** Begin Dataset rows **

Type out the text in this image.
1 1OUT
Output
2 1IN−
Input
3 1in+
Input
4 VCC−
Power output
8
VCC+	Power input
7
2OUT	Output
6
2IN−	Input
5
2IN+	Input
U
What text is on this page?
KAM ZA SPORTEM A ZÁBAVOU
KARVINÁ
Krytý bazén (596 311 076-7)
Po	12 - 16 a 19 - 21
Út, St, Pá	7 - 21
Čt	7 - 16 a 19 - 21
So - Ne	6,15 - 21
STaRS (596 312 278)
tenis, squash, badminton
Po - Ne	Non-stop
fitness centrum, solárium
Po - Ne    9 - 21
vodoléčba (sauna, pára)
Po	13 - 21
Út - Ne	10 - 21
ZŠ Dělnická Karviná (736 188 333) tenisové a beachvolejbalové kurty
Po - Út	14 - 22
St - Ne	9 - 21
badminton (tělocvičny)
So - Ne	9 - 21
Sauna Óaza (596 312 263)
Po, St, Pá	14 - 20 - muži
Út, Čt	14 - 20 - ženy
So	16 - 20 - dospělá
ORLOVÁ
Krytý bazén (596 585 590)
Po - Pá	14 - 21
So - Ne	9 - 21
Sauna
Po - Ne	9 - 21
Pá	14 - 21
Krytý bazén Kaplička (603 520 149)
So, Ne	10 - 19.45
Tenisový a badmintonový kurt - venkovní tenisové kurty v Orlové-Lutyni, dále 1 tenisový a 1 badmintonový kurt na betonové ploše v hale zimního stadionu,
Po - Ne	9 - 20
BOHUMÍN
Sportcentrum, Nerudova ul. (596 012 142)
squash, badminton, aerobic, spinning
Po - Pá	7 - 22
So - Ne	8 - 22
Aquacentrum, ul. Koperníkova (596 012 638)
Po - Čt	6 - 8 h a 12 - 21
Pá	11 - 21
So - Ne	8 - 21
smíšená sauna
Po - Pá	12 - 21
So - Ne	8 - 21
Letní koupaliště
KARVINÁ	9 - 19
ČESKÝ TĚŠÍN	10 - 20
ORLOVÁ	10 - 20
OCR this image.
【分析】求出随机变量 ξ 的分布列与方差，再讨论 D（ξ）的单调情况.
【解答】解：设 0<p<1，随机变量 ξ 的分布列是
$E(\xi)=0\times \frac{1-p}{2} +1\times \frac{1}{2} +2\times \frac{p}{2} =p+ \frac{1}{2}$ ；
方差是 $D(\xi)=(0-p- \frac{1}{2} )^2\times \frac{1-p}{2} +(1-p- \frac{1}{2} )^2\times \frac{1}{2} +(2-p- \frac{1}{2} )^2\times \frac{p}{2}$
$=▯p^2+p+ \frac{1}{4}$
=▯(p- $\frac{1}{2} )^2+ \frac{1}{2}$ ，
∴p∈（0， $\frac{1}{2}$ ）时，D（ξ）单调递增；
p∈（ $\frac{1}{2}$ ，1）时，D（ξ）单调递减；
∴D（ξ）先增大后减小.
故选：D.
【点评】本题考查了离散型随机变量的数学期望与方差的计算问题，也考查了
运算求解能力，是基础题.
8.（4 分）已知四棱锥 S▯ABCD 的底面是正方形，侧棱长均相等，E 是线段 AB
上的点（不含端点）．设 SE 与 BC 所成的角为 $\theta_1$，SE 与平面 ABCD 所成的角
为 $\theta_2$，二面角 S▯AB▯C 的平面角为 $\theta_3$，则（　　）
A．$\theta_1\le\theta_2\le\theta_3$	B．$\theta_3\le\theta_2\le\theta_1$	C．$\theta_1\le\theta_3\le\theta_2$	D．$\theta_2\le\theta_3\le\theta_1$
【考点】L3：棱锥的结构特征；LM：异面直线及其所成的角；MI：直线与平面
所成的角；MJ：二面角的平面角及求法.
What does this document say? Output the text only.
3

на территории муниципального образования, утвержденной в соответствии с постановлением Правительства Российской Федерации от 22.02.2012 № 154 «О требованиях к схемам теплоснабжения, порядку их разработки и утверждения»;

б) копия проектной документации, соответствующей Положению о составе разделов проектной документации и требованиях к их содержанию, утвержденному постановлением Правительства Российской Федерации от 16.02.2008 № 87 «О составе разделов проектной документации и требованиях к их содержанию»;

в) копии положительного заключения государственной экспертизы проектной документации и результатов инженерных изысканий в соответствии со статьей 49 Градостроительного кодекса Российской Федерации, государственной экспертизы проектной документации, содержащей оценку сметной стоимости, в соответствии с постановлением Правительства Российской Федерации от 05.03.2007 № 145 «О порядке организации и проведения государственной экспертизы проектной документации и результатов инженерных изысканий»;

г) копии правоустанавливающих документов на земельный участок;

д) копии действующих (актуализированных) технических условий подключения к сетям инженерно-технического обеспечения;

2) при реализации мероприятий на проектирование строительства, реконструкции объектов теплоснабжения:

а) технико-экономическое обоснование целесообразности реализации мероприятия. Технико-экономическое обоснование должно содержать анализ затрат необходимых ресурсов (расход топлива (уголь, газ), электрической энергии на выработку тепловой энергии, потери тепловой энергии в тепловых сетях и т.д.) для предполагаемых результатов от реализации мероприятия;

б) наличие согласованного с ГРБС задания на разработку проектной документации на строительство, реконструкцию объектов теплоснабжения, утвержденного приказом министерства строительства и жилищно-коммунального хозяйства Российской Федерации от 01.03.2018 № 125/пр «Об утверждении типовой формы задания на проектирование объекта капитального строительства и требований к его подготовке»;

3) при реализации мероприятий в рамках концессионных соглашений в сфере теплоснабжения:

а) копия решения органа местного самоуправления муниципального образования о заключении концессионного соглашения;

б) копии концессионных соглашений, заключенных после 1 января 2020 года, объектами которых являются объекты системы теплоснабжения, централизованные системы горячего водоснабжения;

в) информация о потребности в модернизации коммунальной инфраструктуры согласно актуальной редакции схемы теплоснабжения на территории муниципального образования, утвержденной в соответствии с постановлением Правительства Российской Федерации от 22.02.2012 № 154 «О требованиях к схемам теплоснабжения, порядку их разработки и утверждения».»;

** End Dataset rows **

> [Objective]
Set down the listing above in full, please, exactly as it appears.

> [Result below]
Type out the text in this image.
1 1OUT
Output
2 1IN−
Input
3 1in+
Input
4 VCC−
Power output
8
VCC+	Power input
7
2OUT	Output
6
2IN−	Input
5
2IN+	Input
U
What text is on this page?
KAM ZA SPORTEM A ZÁBAVOU
KARVINÁ
Krytý bazén (596 311 076-7)
Po	12 - 16 a 19 - 21
Út, St, Pá	7 - 21
Čt	7 - 16 a 19 - 21
So - Ne	6,15 - 21
STaRS (596 312 278)
tenis, squash, badminton
Po - Ne	Non-stop
fitness centrum, solárium
Po - Ne    9 - 21
vodoléčba (sauna, pára)
Po	13 - 21
Út - Ne	10 - 21
ZŠ Dělnická Karviná (736 188 333) tenisové a beachvolejbalové kurty
Po - Út	14 - 22
St - Ne	9 - 21
badminton (tělocvičny)
So - Ne	9 - 21
Sauna Óaza (596 312 263)
Po, St, Pá	14 - 20 - muži
Út, Čt	14 - 20 - ženy
So	16 - 20 - dospělá
ORLOVÁ
Krytý bazén (596 585 590)
Po - Pá	14 - 21
So - Ne	9 - 21
Sauna
Po - Ne	9 - 21
Pá	14 - 21
Krytý bazén Kaplička (603 520 149)
So, Ne	10 - 19.45
Tenisový a badmintonový kurt - venkovní tenisové kurty v Orlové-Lutyni, dále 1 tenisový a 1 badmintonový kurt na betonové ploše v hale zimního stadionu,
Po - Ne	9 - 20
BOHUMÍN
Sportcentrum, Nerudova ul. (596 012 142)
squash, badminton, aerobic, spinning
Po - Pá	7 - 22
So - Ne	8 - 22
Aquacentrum, ul. Koperníkova (596 012 638)
Po - Čt	6 - 8 h a 12 - 21
Pá	11 - 21
So - Ne	8 - 21
smíšená sauna
Po - Pá	12 - 21
So - Ne	8 - 21
Letní koupaliště
KARVINÁ	9 - 19
ČESKÝ TĚŠÍN	10 - 20
ORLOVÁ	10 - 20
OCR this image.
【分析】求出随机变量 ξ 的分布列与方差，再讨论 D（ξ）的单调情况.
【解答】解：设 0<p<1，随机变量 ξ 的分布列是
$E(\xi)=0\times \frac{1-p}{2} +1\times \frac{1}{2} +2\times \frac{p}{2} =p+ \frac{1}{2}$ ；
方差是 $D(\xi)=(0-p- \frac{1}{2} )^2\times \frac{1-p}{2} +(1-p- \frac{1}{2} )^2\times \frac{1}{2} +(2-p- \frac{1}{2} )^2\times \frac{p}{2}$
$=▯p^2+p+ \frac{1}{4}$
=▯(p- $\frac{1}{2} )^2+ \frac{1}{2}$ ，
∴p∈（0， $\frac{1}{2}$ ）时，D（ξ）单调递增；
p∈（ $\frac{1}{2}$ ，1）时，D（ξ）单调递减；
∴D（ξ）先增大后减小.
故选：D.
【点评】本题考查了离散型随机变量的数学期望与方差的计算问题，也考查了
运算求解能力，是基础题.
8.（4 分）已知四棱锥 S▯ABCD 的底面是正方形，侧棱长均相等，E 是线段 AB
上的点（不含端点）．设 SE 与 BC 所成的角为 $\theta_1$，SE 与平面 ABCD 所成的角
为 $\theta_2$，二面角 S▯AB▯C 的平面角为 $\theta_3$，则（　　）
A．$\theta_1\le\theta_2\le\theta_3$	B．$\theta_3\le\theta_2\le\theta_1$	C．$\theta_1\le\theta_3\le\theta_2$	D．$\theta_2\le\theta_3\le\theta_1$
【考点】L3：棱锥的结构特征；LM：异面直线及其所成的角；MI：直线与平面
所成的角；MJ：二面角的平面角及求法.
What does this document say? Output the text only.
3

на территории муниципального образования, утвержденной в соответствии с постановлением Правительства Российской Федерации от 22.02.2012 № 154 «О требованиях к схемам теплоснабжения, порядку их разработки и утверждения»;

б) копия проектной документации, соответствующей Положению о составе разделов проектной документации и требованиях к их содержанию, утвержденному постановлением Правительства Российской Федерации от 16.02.2008 № 87 «О составе разделов проектной документации и требованиях к их содержанию»;

в) копии положительного заключения государственной экспертизы проектной документации и результатов инженерных изысканий в соответствии со статьей 49 Градостроительного кодекса Российской Федерации, государственной экспертизы проектной документации, содержащей оценку сметной стоимости, в соответствии с постановлением Правительства Российской Федерации от 05.03.2007 № 145 «О порядке организации и проведения государственной экспертизы проектной документации и результатов инженерных изысканий»;

г) копии правоустанавливающих документов на земельный участок;

д) копии действующих (актуализированных) технических условий подключения к сетям инженерно-технического обеспечения;

2) при реализации мероприятий на проектирование строительства, реконструкции объектов теплоснабжения:

а) технико-экономическое обоснование целесообразности реализации мероприятия. Технико-экономическое обоснование должно содержать анализ затрат необходимых ресурсов (расход топлива (уголь, газ), электрической энергии на выработку тепловой энергии, потери тепловой энергии в тепловых сетях и т.д.) для предполагаемых результатов от реализации мероприятия;

б) наличие согласованного с ГРБС задания на разработку проектной документации на строительство, реконструкцию объектов теплоснабжения, утвержденного приказом министерства строительства и жилищно-коммунального хозяйства Российской Федерации от 01.03.2018 № 125/пр «Об утверждении типовой формы задания на проектирование объекта капитального строительства и требований к его подготовке»;

3) при реализации мероприятий в рамках концессионных соглашений в сфере теплоснабжения:

а) копия решения органа местного самоуправления муниципального образования о заключении концессионного соглашения;

б) копии концессионных соглашений, заключенных после 1 января 2020 года, объектами которых являются объекты системы теплоснабжения, централизованные системы горячего водоснабжения;

в) информация о потребности в модернизации коммунальной инфраструктуры согласно актуальной редакции схемы теплоснабжения на территории муниципального образования, утвержденной в соответствии с постановлением Правительства Российской Федерации от 22.02.2012 № 154 «О требованиях к схемам теплоснабжения, порядку их разработки и утверждения».»;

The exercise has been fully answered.